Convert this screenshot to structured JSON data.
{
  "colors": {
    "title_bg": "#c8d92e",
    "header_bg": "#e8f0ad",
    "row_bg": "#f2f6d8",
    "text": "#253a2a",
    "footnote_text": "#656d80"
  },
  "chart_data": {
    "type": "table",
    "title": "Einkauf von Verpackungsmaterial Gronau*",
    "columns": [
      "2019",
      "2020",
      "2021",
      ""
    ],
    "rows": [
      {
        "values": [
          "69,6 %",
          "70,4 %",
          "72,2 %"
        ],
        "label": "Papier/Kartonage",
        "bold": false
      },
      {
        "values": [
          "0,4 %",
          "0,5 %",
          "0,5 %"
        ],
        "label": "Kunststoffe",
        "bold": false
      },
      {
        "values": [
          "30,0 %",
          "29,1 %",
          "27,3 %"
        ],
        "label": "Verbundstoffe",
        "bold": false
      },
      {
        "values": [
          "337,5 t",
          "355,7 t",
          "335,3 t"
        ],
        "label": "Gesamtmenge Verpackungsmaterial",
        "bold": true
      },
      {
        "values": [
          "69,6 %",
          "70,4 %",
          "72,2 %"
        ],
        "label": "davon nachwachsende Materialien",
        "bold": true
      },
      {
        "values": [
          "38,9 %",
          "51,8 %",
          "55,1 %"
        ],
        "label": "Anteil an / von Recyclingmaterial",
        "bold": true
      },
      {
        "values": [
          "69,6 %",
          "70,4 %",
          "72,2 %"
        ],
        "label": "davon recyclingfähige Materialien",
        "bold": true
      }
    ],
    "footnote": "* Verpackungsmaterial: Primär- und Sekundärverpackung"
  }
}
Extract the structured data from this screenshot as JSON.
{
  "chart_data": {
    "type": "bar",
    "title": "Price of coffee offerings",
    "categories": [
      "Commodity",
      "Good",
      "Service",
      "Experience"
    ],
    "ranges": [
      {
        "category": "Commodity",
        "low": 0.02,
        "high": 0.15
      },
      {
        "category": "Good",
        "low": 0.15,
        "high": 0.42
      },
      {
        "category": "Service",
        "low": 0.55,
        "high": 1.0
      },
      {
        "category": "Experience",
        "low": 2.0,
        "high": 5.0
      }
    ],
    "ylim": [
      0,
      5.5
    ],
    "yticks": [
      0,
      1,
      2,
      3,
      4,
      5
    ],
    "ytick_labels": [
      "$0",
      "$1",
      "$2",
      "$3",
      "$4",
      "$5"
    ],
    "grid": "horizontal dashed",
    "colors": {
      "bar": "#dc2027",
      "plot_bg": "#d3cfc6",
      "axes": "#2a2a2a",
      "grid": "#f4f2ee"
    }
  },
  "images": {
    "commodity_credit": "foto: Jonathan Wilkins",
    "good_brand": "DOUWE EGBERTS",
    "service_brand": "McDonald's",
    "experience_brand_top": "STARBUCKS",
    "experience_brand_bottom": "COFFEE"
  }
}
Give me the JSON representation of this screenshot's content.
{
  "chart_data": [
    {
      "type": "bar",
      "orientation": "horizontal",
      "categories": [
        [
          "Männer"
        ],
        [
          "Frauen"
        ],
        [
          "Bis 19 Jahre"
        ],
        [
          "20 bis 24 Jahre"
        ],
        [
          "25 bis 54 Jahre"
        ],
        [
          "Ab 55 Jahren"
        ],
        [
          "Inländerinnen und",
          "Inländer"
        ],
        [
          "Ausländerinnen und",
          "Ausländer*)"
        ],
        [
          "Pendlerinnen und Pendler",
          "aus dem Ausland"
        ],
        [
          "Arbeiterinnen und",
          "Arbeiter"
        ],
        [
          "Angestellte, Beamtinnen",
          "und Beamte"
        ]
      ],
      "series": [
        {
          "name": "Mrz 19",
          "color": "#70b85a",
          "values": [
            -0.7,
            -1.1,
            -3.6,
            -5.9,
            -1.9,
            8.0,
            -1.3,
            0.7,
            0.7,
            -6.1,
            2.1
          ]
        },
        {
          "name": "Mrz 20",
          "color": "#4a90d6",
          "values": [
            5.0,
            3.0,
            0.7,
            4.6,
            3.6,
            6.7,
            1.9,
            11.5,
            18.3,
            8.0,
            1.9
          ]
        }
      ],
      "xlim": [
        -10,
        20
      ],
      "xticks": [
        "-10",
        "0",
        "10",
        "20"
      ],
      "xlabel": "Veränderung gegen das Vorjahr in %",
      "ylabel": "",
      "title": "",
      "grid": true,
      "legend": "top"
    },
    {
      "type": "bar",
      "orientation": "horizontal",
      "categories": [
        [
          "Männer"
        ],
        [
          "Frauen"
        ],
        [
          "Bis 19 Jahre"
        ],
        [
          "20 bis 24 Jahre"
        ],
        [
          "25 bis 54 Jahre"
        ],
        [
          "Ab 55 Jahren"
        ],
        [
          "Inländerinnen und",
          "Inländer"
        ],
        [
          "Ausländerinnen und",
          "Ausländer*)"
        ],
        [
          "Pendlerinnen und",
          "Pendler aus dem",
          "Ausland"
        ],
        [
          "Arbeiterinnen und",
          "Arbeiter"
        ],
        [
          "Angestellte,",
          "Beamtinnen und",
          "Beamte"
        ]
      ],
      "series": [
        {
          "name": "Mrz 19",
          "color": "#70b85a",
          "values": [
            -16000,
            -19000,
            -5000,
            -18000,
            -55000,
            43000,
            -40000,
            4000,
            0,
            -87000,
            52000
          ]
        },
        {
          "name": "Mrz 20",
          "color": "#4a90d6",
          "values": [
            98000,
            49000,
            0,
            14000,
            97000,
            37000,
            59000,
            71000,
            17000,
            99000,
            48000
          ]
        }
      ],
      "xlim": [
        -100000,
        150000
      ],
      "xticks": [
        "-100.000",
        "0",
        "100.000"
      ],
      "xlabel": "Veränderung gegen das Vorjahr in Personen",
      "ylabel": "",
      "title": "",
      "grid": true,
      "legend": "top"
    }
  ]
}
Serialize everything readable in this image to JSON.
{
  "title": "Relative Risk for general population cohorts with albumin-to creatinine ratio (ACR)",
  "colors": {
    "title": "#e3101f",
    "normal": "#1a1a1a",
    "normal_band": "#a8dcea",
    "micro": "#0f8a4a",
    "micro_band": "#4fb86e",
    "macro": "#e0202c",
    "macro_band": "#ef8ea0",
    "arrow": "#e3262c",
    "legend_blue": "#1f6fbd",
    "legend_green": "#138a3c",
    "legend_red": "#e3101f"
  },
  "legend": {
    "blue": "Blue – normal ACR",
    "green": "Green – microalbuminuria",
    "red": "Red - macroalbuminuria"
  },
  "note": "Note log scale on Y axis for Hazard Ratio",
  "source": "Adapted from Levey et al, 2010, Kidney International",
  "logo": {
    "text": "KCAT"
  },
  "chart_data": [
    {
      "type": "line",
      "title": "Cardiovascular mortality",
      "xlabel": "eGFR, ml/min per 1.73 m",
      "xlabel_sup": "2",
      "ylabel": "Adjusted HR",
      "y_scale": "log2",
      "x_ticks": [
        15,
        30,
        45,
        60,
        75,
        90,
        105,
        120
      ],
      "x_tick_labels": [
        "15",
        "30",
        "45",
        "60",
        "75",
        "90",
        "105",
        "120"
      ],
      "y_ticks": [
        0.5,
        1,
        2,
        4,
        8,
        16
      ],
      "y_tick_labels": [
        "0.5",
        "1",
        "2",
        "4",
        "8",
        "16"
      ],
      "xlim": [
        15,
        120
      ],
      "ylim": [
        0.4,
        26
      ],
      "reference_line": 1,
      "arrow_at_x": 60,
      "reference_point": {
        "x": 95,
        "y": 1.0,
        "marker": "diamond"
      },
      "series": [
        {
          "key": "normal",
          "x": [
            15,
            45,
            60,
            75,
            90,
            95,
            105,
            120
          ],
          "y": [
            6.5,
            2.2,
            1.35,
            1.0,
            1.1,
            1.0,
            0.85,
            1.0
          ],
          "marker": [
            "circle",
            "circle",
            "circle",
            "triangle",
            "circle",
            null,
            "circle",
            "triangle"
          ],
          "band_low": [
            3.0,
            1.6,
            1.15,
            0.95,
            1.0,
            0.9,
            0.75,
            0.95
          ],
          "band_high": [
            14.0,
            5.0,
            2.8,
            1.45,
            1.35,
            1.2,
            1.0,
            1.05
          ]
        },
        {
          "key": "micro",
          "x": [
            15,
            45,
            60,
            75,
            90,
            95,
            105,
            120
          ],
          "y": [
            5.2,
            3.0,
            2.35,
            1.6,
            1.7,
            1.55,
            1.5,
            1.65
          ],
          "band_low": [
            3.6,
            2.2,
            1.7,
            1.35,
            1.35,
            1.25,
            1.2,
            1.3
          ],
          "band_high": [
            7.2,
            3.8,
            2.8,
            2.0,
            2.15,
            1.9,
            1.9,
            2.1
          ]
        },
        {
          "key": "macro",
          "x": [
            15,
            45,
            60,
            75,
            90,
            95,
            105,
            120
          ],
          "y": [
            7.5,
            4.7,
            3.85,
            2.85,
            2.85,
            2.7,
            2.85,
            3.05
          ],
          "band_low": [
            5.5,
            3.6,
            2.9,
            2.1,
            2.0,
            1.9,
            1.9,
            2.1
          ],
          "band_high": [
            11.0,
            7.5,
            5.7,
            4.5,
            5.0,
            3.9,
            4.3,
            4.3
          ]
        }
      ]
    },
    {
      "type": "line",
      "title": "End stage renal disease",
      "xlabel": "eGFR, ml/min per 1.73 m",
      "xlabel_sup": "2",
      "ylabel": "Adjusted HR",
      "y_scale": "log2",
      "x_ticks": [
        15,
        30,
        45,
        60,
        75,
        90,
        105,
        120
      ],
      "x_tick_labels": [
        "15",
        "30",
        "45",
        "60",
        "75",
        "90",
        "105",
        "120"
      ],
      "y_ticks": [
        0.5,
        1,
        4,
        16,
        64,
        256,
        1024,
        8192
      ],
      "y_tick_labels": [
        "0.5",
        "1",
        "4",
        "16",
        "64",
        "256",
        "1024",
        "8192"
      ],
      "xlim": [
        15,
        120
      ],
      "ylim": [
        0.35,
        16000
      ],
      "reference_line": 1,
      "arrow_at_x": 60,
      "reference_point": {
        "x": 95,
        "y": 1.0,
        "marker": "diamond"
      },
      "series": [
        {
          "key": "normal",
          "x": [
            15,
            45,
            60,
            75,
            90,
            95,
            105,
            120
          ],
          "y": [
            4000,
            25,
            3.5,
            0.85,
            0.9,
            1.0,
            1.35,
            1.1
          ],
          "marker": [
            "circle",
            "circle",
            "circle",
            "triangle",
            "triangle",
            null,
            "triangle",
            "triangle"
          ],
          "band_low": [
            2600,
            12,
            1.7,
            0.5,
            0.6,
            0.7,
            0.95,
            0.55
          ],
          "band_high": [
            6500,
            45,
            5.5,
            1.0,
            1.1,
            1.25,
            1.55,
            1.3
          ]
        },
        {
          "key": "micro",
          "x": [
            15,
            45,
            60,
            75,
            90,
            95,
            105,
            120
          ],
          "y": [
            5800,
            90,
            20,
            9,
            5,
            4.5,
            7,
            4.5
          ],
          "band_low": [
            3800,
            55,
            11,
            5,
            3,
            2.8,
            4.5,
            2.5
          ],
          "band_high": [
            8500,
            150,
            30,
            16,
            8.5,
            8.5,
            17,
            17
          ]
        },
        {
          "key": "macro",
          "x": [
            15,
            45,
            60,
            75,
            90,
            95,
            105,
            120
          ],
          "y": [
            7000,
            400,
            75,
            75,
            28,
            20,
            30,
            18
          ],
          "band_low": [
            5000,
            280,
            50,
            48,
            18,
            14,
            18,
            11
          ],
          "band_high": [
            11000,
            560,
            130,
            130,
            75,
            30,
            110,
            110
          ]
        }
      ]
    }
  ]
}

◇ ◇ ◇ ◇

Scan the material and collect every line that contains "from".

The reply:
Extract the structured data from this screenshot as JSON.
  "source": "Adapted from Levey et al, 2010, Kidney International",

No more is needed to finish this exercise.